begin ENTRIES SHOWN

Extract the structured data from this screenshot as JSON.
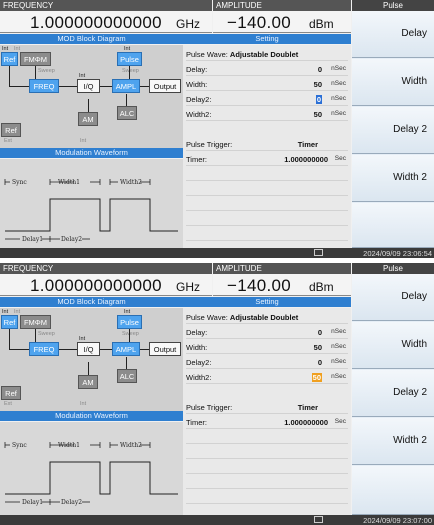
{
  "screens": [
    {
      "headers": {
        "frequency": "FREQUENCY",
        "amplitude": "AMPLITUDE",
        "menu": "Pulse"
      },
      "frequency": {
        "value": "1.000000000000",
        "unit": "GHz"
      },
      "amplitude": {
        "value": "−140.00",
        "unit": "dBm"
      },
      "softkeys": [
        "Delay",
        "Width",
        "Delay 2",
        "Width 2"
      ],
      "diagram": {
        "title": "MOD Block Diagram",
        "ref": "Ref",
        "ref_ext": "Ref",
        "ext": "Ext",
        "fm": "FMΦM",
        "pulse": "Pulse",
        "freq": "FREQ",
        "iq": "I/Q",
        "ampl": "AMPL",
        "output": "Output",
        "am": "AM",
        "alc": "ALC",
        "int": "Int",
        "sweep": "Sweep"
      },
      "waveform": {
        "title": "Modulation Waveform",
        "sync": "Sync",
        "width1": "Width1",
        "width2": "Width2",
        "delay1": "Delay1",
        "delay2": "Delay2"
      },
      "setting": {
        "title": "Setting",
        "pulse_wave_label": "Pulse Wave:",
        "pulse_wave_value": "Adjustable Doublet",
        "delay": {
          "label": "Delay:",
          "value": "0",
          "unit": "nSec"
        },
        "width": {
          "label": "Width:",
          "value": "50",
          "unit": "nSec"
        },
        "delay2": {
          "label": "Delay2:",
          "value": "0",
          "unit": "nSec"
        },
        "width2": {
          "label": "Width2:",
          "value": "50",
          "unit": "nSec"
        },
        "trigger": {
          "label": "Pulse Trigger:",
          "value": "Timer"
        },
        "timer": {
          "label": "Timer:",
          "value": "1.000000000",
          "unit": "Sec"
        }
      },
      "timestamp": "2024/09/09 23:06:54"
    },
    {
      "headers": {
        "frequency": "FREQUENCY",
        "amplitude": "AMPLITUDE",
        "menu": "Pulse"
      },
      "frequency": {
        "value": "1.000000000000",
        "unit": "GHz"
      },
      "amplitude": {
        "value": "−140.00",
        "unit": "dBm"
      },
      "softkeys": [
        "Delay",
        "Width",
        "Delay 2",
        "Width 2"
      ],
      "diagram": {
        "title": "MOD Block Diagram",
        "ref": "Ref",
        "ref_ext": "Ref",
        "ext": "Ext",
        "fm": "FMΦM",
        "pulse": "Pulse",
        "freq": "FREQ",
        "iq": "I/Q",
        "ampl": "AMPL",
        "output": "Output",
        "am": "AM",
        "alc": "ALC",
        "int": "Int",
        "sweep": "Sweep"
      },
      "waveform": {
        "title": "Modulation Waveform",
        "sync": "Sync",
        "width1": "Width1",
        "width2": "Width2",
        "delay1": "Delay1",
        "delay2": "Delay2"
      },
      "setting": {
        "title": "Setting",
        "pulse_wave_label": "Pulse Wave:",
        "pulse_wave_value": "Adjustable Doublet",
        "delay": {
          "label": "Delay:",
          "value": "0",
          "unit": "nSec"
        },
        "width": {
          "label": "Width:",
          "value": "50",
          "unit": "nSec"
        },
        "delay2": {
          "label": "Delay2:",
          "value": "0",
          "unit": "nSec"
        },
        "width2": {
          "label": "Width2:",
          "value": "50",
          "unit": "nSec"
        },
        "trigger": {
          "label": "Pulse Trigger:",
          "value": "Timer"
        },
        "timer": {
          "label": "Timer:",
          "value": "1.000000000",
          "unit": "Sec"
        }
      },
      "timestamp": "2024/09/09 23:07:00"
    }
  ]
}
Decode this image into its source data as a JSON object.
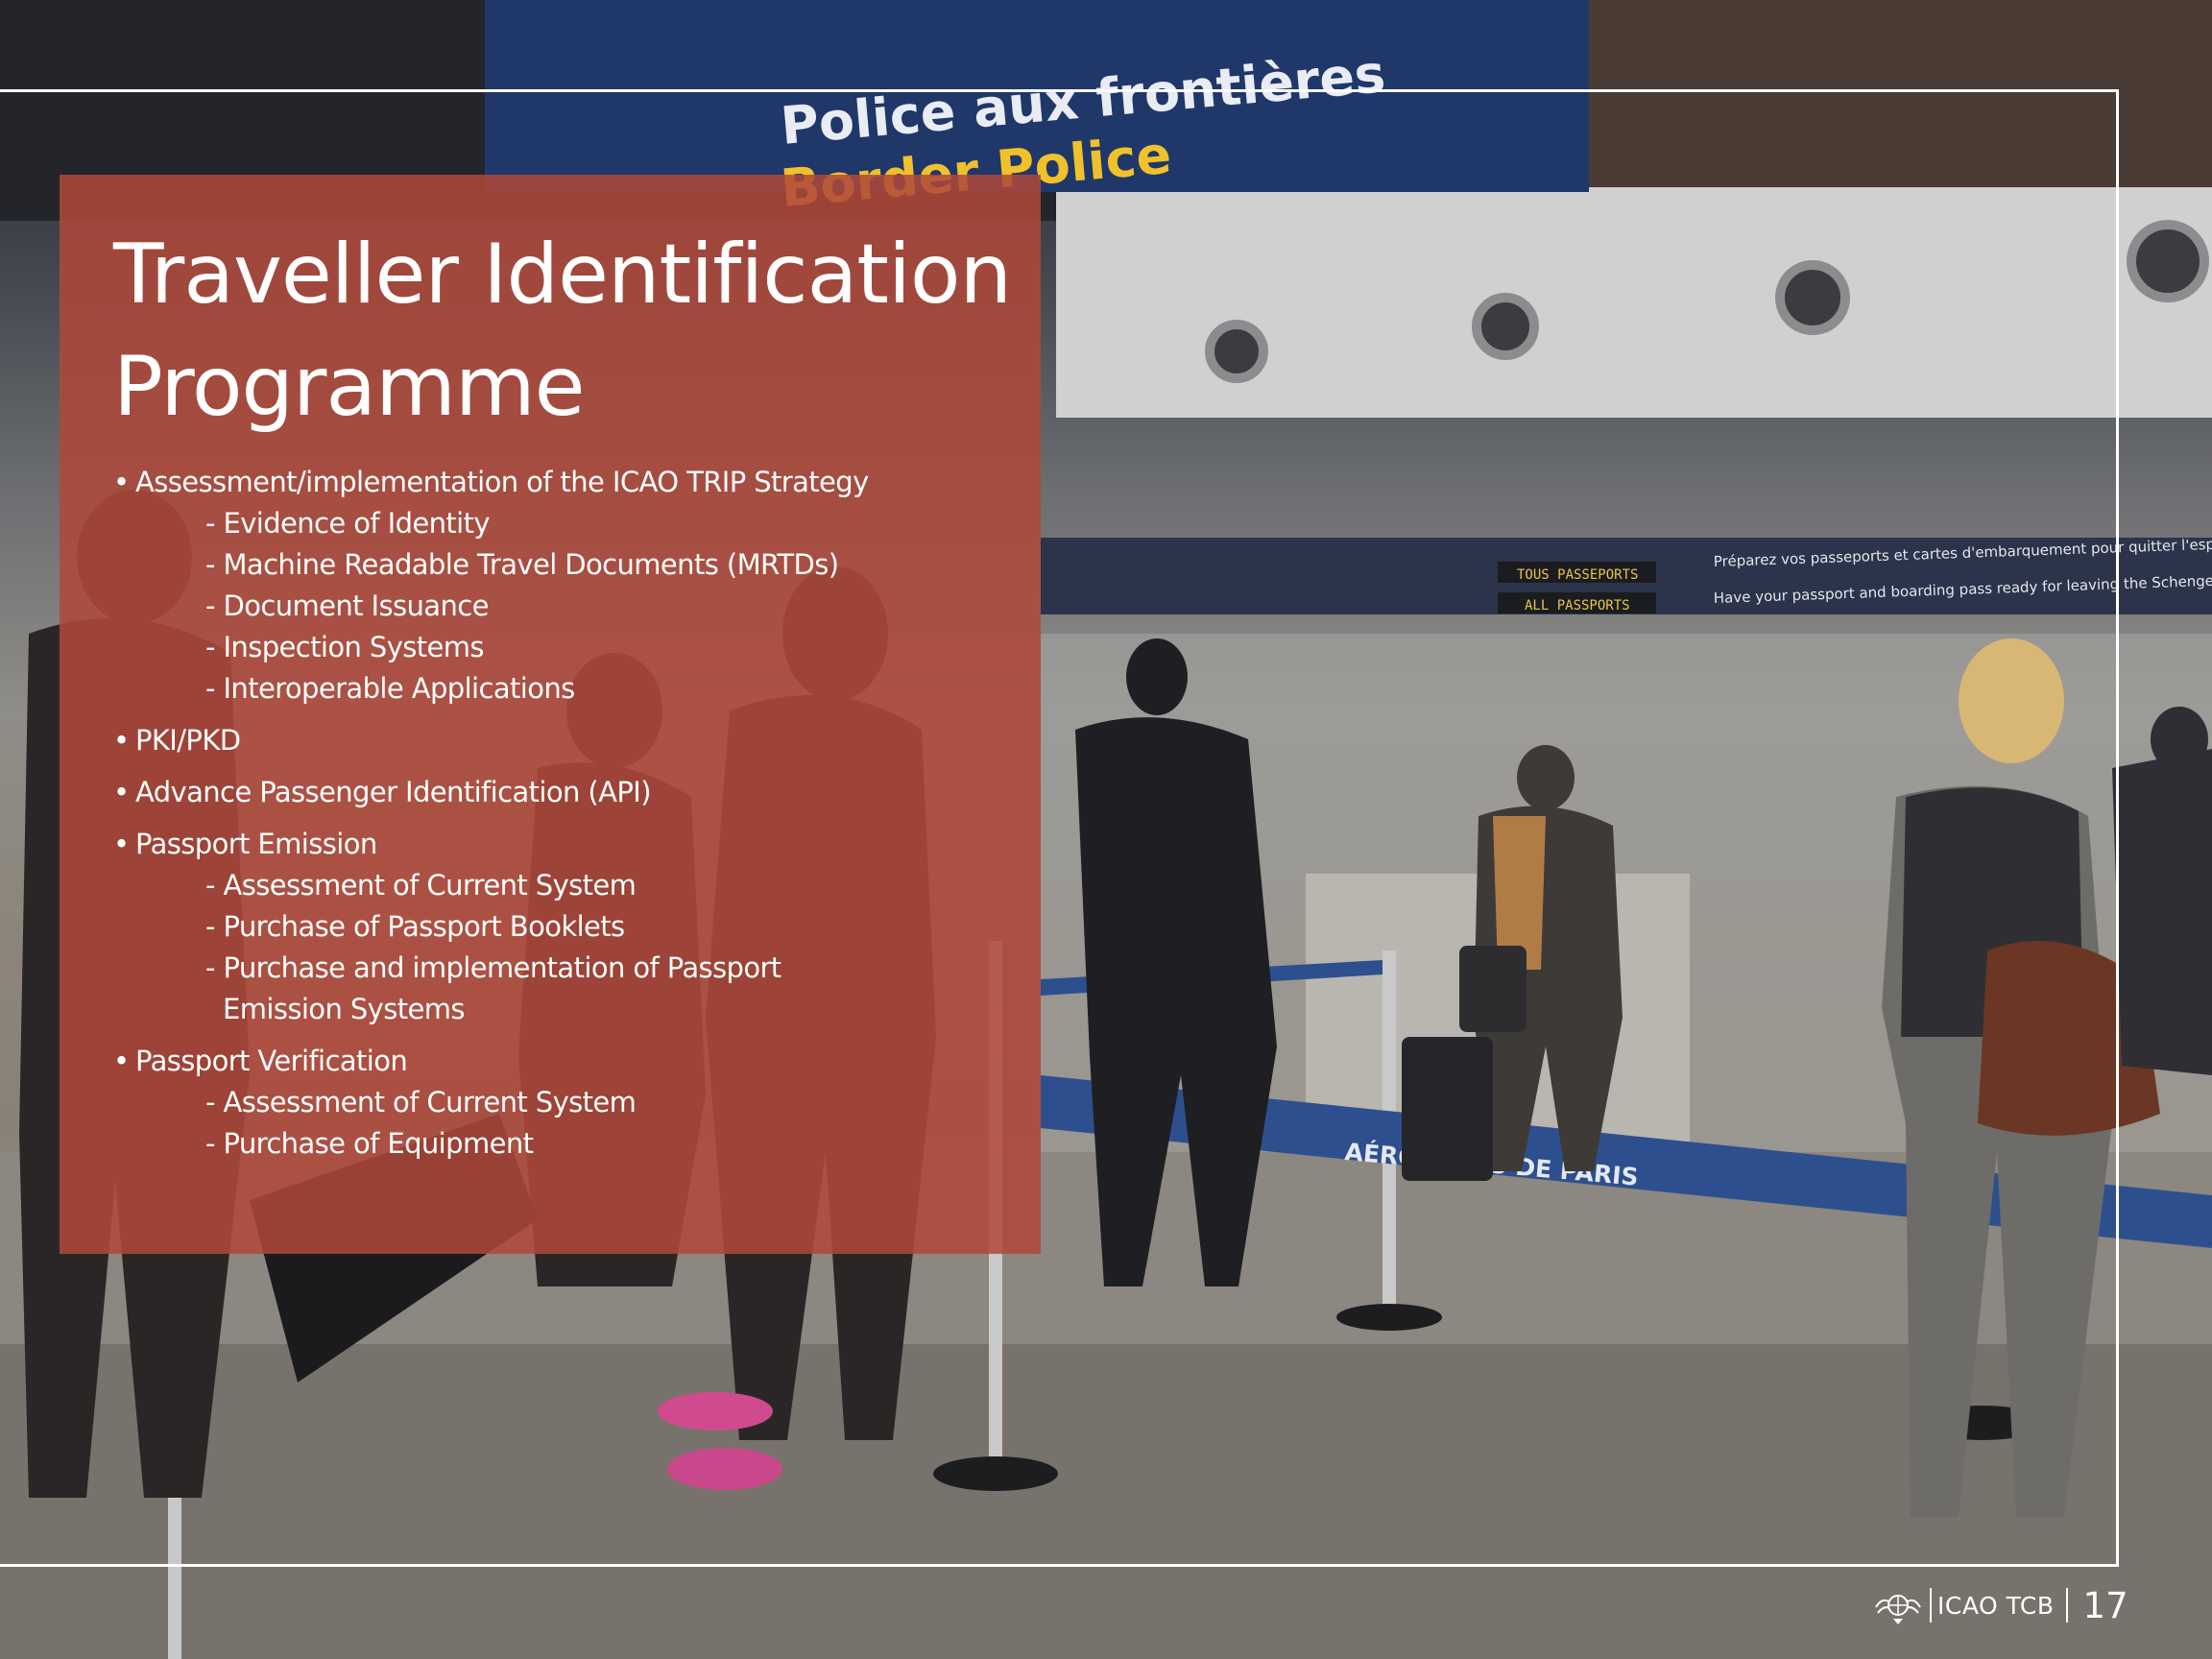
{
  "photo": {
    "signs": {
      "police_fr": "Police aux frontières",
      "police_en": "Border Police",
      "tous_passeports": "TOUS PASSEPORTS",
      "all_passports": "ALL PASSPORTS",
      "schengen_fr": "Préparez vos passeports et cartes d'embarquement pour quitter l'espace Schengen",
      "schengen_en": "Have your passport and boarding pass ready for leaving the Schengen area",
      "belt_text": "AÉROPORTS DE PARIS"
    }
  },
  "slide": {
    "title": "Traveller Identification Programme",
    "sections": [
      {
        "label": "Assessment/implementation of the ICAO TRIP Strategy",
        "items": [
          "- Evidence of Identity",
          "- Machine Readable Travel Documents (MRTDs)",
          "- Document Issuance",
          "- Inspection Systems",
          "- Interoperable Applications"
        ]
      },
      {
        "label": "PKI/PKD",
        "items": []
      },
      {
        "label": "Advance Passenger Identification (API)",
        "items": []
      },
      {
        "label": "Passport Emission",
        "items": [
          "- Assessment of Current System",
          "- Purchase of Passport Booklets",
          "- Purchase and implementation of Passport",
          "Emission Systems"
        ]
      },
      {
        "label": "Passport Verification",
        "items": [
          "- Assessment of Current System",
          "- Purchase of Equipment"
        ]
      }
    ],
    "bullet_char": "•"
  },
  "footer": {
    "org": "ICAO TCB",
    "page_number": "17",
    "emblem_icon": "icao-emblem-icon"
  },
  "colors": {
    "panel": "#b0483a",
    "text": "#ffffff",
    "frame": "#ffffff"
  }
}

end ENTRIES SHOWN

# YOUR OBJECTIVE
In the entries above, find every line with the word "implementation" and list it.

# CORRECT RESPONSE
        "label": "Assessment/implementation of the ICAO TRIP Strategy",
          "- Purchase and implementation of Passport",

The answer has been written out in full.